> What this task involves
Output every line of the entries from the line containing "Decode this image" through the last, exactly, with no other content.

Data items:
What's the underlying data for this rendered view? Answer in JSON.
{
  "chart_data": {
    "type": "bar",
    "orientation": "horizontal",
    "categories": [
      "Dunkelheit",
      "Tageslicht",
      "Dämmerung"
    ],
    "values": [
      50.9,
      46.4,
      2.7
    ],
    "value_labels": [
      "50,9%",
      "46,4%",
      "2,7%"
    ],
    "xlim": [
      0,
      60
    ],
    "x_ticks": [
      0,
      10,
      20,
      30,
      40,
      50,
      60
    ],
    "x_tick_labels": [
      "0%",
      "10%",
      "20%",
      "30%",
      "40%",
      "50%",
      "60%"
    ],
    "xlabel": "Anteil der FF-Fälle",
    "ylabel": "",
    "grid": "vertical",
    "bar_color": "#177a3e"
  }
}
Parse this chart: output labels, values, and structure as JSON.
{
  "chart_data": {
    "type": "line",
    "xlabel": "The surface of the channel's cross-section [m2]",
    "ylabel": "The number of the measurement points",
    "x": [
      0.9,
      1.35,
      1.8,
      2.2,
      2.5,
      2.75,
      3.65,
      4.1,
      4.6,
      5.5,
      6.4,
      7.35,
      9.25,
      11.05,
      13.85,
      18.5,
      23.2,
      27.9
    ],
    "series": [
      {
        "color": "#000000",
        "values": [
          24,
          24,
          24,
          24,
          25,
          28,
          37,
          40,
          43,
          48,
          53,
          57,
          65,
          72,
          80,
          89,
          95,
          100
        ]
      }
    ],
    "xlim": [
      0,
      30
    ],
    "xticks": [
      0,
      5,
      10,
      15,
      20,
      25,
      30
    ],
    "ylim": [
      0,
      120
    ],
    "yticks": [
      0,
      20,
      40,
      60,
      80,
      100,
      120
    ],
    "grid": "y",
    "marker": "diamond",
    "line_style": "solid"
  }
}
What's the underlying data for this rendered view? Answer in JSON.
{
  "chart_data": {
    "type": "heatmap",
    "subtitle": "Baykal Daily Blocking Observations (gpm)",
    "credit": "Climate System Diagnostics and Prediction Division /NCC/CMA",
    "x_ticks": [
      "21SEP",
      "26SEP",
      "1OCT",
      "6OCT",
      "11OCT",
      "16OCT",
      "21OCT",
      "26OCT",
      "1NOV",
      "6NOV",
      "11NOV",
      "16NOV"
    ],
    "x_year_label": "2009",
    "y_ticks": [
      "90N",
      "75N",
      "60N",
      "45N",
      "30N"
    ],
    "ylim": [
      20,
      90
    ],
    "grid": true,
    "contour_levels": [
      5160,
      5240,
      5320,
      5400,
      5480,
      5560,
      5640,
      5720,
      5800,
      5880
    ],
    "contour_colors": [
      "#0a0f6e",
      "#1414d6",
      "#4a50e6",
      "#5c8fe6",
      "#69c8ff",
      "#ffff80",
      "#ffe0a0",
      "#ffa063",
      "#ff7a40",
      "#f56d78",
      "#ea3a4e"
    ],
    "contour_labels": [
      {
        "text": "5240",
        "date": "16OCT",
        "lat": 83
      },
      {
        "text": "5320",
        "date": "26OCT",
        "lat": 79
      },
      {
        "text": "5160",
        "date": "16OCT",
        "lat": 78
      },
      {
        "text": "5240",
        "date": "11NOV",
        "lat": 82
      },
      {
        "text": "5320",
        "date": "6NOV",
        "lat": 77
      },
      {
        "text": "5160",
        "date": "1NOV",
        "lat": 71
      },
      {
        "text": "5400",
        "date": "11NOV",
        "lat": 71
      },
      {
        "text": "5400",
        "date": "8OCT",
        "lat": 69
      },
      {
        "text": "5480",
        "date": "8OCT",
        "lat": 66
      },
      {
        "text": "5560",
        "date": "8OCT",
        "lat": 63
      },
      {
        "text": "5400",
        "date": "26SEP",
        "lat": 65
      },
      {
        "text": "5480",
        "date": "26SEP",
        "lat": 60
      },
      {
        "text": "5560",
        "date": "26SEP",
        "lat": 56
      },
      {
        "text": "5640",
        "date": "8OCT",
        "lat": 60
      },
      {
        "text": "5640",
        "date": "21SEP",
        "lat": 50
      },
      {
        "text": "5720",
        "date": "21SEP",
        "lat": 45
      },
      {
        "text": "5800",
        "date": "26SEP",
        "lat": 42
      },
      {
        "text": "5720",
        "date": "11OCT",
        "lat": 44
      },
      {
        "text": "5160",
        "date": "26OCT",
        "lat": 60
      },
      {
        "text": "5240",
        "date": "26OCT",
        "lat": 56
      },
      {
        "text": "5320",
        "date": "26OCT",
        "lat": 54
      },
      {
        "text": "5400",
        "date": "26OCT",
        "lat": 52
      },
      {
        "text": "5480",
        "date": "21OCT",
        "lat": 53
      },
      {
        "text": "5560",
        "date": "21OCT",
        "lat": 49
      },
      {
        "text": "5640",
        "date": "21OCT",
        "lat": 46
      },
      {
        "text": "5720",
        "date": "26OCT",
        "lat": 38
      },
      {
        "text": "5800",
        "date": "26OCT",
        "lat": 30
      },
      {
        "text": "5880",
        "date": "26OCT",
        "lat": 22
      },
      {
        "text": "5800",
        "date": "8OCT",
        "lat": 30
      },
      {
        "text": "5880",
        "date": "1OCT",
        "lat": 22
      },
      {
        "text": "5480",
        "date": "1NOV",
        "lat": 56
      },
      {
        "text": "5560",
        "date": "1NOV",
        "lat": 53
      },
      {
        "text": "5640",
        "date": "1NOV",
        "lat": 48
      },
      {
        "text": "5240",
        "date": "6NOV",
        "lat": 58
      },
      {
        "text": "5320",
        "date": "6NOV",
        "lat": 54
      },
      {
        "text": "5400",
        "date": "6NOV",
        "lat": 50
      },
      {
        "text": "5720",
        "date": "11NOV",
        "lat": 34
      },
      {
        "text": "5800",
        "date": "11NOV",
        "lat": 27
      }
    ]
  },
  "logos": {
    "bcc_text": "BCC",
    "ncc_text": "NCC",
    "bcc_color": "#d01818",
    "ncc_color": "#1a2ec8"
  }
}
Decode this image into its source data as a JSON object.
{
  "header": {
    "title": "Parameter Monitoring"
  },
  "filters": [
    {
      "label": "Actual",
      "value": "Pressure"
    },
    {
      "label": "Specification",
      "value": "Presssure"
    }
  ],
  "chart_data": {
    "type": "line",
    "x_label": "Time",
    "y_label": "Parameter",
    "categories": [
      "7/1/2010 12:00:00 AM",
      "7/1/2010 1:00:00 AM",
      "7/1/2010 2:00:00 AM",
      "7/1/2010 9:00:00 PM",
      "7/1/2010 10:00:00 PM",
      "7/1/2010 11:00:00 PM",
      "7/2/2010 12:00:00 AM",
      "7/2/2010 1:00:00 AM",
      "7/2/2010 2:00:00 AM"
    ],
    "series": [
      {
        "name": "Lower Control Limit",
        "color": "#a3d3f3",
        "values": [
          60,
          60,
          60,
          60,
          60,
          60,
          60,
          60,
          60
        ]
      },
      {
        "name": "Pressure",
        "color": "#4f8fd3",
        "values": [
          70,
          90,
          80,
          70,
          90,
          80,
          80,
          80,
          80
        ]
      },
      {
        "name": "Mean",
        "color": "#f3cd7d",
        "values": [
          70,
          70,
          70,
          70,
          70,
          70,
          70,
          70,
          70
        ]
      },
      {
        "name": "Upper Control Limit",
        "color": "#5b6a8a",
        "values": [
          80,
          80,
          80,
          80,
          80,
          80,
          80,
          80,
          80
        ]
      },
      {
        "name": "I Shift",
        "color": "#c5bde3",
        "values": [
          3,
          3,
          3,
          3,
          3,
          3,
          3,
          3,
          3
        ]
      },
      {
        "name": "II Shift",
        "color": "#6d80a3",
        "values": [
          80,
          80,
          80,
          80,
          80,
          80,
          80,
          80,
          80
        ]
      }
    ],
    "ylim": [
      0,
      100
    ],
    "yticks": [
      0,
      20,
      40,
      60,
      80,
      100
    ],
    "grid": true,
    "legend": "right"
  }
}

> Right answer
Decode this image into its source data as a JSON object.
{
  "header": {
    "title": "Parameter Monitoring"
  },
  "filters": [
    {
      "label": "Actual",
      "value": "Pressure"
    },
    {
      "label": "Specification",
      "value": "Presssure"
    }
  ],
  "chart_data": {
    "type": "line",
    "x_label": "Time",
    "y_label": "Parameter",
    "categories": [
      "7/1/2010 12:00:00 AM",
      "7/1/2010 1:00:00 AM",
      "7/1/2010 2:00:00 AM",
      "7/1/2010 9:00:00 PM",
      "7/1/2010 10:00:00 PM",
      "7/1/2010 11:00:00 PM",
      "7/2/2010 12:00:00 AM",
      "7/2/2010 1:00:00 AM",
      "7/2/2010 2:00:00 AM"
    ],
    "series": [
      {
        "name": "Lower Control Limit",
        "color": "#a3d3f3",
        "values": [
          60,
          60,
          60,
          60,
          60,
          60,
          60,
          60,
          60
        ]
      },
      {
        "name": "Pressure",
        "color": "#4f8fd3",
        "values": [
          70,
          90,
          80,
          70,
          90,
          80,
          80,
          80,
          80
        ]
      },
      {
        "name": "Mean",
        "color": "#f3cd7d",
        "values": [
          70,
          70,
          70,
          70,
          70,
          70,
          70,
          70,
          70
        ]
      },
      {
        "name": "Upper Control Limit",
        "color": "#5b6a8a",
        "values": [
          80,
          80,
          80,
          80,
          80,
          80,
          80,
          80,
          80
        ]
      },
      {
        "name": "I Shift",
        "color": "#c5bde3",
        "values": [
          3,
          3,
          3,
          3,
          3,
          3,
          3,
          3,
          3
        ]
      },
      {
        "name": "II Shift",
        "color": "#6d80a3",
        "values": [
          80,
          80,
          80,
          80,
          80,
          80,
          80,
          80,
          80
        ]
      }
    ],
    "ylim": [
      0,
      100
    ],
    "yticks": [
      0,
      20,
      40,
      60,
      80,
      100
    ],
    "grid": true,
    "legend": "right"
  }
}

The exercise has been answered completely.